Written problem: Check each line of the listing for the word "count" and give only the number of lines that have it.

Extracted entries:
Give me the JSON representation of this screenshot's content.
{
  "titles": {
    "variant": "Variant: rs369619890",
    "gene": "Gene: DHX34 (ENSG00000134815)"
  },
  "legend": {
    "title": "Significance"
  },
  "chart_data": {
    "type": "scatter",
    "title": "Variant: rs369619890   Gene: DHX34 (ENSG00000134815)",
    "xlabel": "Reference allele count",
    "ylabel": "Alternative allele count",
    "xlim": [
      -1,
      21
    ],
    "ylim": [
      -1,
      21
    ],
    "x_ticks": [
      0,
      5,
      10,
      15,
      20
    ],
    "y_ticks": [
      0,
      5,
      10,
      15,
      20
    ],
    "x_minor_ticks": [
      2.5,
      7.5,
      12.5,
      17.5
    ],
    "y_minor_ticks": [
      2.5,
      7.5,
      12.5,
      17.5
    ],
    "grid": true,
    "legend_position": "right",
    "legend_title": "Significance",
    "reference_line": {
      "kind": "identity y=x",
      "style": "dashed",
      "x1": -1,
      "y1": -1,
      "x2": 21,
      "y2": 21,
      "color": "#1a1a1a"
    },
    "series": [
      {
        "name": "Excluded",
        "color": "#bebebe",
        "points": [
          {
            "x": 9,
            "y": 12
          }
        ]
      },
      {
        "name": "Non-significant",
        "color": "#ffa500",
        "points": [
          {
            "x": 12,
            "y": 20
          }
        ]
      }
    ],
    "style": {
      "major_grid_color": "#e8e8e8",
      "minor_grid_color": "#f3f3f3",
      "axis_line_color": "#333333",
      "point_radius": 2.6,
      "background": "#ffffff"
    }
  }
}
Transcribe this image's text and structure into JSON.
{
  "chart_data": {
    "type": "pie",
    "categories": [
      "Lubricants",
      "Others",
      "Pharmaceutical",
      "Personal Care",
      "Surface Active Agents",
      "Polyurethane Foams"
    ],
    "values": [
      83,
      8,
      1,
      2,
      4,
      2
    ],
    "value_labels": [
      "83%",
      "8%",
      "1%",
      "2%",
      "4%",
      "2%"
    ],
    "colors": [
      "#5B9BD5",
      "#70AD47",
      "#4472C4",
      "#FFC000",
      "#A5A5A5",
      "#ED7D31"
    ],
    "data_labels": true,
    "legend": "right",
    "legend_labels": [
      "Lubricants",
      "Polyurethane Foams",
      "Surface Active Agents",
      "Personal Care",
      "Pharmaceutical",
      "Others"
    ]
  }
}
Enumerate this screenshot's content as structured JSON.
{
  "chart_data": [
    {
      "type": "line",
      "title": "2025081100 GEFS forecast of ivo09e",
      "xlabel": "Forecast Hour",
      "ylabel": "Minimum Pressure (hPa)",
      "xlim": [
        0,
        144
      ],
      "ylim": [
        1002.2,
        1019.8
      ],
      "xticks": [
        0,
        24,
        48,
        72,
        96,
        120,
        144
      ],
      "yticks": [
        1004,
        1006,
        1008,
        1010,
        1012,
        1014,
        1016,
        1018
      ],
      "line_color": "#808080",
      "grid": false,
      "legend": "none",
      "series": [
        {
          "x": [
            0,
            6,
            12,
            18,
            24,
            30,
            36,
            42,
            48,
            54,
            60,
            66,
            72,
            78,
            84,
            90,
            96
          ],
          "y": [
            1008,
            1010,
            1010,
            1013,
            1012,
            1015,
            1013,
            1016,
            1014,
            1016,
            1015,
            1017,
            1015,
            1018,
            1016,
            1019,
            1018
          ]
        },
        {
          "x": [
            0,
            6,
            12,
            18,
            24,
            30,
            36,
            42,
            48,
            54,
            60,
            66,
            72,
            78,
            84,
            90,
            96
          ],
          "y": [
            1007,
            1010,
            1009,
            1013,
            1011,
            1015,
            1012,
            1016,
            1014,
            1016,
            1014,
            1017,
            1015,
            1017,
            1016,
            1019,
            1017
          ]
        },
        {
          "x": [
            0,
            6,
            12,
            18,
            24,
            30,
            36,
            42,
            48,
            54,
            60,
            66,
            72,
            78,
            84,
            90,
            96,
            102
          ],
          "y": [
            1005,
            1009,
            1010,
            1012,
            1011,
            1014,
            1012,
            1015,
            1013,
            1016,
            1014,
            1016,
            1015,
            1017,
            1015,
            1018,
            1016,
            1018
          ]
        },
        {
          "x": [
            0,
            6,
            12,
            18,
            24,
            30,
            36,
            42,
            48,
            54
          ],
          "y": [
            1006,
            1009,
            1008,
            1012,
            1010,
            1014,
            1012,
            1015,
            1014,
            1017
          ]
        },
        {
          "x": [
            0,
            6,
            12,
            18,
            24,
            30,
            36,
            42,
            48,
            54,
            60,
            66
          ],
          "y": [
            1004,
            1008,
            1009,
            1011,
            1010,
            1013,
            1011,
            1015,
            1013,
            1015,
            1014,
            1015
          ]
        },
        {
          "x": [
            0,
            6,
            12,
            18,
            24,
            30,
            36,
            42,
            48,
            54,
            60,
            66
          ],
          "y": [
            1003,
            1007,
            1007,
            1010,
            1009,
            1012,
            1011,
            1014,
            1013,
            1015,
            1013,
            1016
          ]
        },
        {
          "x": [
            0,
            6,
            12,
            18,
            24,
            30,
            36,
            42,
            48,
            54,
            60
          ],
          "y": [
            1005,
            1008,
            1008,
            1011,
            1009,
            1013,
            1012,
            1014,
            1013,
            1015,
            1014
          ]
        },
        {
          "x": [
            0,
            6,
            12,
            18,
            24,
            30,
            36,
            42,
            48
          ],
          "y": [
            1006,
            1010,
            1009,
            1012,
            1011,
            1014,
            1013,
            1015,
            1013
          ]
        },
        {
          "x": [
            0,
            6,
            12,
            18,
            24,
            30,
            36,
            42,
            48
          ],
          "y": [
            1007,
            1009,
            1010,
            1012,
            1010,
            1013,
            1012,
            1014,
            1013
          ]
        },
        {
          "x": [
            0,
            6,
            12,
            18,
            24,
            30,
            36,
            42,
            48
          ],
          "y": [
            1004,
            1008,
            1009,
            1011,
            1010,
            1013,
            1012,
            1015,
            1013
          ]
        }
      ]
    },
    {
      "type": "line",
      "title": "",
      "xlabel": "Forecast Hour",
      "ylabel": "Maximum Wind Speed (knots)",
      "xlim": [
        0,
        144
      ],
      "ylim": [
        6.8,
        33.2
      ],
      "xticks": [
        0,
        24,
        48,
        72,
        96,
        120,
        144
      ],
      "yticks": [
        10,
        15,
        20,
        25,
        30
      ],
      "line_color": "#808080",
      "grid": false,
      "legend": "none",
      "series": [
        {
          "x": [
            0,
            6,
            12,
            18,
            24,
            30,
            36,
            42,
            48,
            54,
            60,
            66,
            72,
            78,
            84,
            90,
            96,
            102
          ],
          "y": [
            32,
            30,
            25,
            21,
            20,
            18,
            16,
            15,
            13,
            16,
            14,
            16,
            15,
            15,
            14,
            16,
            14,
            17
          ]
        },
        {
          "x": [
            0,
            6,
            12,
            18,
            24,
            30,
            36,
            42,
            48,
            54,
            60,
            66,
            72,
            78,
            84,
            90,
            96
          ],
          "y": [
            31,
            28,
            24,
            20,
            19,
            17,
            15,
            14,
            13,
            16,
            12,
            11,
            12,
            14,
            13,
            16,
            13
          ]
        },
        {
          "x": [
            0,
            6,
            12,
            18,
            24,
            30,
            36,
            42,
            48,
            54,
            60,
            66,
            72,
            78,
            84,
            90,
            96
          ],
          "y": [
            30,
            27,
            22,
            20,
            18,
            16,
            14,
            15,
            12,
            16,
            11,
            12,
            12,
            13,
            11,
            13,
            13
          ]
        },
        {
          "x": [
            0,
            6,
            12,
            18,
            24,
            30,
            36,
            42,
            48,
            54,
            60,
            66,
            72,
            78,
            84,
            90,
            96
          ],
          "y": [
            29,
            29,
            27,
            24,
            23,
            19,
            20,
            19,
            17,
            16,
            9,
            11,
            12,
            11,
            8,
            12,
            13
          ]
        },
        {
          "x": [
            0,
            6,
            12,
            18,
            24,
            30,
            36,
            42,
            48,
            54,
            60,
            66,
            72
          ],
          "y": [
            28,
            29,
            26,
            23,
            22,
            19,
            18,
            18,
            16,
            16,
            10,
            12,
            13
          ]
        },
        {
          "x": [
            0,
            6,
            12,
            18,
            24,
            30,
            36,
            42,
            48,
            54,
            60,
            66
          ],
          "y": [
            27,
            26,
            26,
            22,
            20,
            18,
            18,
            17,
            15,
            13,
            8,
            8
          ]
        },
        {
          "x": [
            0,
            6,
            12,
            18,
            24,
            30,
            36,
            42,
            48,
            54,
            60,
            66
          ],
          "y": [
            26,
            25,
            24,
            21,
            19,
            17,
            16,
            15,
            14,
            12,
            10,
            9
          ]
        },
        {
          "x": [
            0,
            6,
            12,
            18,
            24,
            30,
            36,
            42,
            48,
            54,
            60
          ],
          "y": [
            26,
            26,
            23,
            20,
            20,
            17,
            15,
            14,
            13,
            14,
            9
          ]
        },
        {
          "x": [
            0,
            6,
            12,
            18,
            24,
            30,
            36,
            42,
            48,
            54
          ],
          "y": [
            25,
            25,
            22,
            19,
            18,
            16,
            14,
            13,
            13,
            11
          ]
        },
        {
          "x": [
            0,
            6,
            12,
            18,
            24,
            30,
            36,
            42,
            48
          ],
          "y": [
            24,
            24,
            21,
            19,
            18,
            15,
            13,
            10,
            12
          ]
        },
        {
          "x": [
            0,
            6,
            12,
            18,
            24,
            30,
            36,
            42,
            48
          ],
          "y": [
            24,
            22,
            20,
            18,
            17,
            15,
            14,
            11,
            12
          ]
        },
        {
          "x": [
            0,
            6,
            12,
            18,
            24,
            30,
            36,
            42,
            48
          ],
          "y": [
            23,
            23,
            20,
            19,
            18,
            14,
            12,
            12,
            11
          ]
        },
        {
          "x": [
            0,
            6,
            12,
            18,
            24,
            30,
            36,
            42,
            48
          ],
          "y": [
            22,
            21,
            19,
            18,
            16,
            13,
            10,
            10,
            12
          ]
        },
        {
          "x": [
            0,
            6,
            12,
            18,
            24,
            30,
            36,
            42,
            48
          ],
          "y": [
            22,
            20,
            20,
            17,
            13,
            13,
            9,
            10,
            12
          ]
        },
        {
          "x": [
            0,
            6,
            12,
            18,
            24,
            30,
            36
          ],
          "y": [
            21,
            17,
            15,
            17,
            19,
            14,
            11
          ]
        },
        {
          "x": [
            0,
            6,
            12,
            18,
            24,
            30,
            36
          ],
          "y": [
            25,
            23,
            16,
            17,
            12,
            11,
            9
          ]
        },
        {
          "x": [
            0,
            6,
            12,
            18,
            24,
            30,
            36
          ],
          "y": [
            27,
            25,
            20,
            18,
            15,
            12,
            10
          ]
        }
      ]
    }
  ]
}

Response to the exercise: 2